(Records contained in a dataset)
_ _ _ _
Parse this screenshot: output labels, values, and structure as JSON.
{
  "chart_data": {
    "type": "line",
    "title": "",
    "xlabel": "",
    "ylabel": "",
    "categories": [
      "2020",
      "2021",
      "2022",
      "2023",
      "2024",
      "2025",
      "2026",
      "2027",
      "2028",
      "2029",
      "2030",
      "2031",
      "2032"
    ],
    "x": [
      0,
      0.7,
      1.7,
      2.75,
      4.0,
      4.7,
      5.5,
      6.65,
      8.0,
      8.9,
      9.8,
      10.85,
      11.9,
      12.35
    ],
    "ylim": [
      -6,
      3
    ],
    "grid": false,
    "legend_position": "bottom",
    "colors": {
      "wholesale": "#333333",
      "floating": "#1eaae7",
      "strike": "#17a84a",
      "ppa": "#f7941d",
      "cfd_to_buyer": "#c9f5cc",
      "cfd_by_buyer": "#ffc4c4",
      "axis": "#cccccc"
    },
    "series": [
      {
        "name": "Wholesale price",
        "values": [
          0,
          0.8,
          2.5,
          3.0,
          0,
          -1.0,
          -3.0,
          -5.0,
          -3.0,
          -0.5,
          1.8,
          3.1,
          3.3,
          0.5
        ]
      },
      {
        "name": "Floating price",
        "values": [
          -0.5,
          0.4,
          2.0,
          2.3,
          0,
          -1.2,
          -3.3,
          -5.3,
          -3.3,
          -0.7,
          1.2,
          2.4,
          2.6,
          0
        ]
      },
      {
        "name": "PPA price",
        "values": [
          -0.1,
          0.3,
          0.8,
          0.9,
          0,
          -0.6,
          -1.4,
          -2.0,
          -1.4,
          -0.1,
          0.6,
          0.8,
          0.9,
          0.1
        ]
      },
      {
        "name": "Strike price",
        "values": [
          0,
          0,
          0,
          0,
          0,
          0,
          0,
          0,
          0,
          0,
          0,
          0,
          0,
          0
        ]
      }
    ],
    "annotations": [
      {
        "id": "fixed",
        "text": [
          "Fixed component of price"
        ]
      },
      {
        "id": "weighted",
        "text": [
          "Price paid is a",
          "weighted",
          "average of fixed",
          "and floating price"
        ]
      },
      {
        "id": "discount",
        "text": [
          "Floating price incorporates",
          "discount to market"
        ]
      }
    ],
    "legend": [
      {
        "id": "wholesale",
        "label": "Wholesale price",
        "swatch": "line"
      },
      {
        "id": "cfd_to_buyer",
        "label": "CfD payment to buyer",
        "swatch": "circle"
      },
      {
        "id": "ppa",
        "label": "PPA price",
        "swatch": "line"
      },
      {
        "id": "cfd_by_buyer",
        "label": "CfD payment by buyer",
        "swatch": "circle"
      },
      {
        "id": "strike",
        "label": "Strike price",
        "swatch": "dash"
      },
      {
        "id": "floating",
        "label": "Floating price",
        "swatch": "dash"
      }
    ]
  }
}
_ _ _ _
Reproduce the full set of records precisely.

Parse this screenshot: output labels, values, and structure as JSON.
{
  "chart_data": {
    "type": "line",
    "title": "",
    "xlabel": "",
    "ylabel": "",
    "categories": [
      "2020",
      "2021",
      "2022",
      "2023",
      "2024",
      "2025",
      "2026",
      "2027",
      "2028",
      "2029",
      "2030",
      "2031",
      "2032"
    ],
    "x": [
      0,
      0.7,
      1.7,
      2.75,
      4.0,
      4.7,
      5.5,
      6.65,
      8.0,
      8.9,
      9.8,
      10.85,
      11.9,
      12.35
    ],
    "ylim": [
      -6,
      3
    ],
    "grid": false,
    "legend_position": "bottom",
    "colors": {
      "wholesale": "#333333",
      "floating": "#1eaae7",
      "strike": "#17a84a",
      "ppa": "#f7941d",
      "cfd_to_buyer": "#c9f5cc",
      "cfd_by_buyer": "#ffc4c4",
      "axis": "#cccccc"
    },
    "series": [
      {
        "name": "Wholesale price",
        "values": [
          0,
          0.8,
          2.5,
          3.0,
          0,
          -1.0,
          -3.0,
          -5.0,
          -3.0,
          -0.5,
          1.8,
          3.1,
          3.3,
          0.5
        ]
      },
      {
        "name": "Floating price",
        "values": [
          -0.5,
          0.4,
          2.0,
          2.3,
          0,
          -1.2,
          -3.3,
          -5.3,
          -3.3,
          -0.7,
          1.2,
          2.4,
          2.6,
          0
        ]
      },
      {
        "name": "PPA price",
        "values": [
          -0.1,
          0.3,
          0.8,
          0.9,
          0,
          -0.6,
          -1.4,
          -2.0,
          -1.4,
          -0.1,
          0.6,
          0.8,
          0.9,
          0.1
        ]
      },
      {
        "name": "Strike price",
        "values": [
          0,
          0,
          0,
          0,
          0,
          0,
          0,
          0,
          0,
          0,
          0,
          0,
          0,
          0
        ]
      }
    ],
    "annotations": [
      {
        "id": "fixed",
        "text": [
          "Fixed component of price"
        ]
      },
      {
        "id": "weighted",
        "text": [
          "Price paid is a",
          "weighted",
          "average of fixed",
          "and floating price"
        ]
      },
      {
        "id": "discount",
        "text": [
          "Floating price incorporates",
          "discount to market"
        ]
      }
    ],
    "legend": [
      {
        "id": "wholesale",
        "label": "Wholesale price",
        "swatch": "line"
      },
      {
        "id": "cfd_to_buyer",
        "label": "CfD payment to buyer",
        "swatch": "circle"
      },
      {
        "id": "ppa",
        "label": "PPA price",
        "swatch": "line"
      },
      {
        "id": "cfd_by_buyer",
        "label": "CfD payment by buyer",
        "swatch": "circle"
      },
      {
        "id": "strike",
        "label": "Strike price",
        "swatch": "dash"
      },
      {
        "id": "floating",
        "label": "Floating price",
        "swatch": "dash"
      }
    ]
  }
}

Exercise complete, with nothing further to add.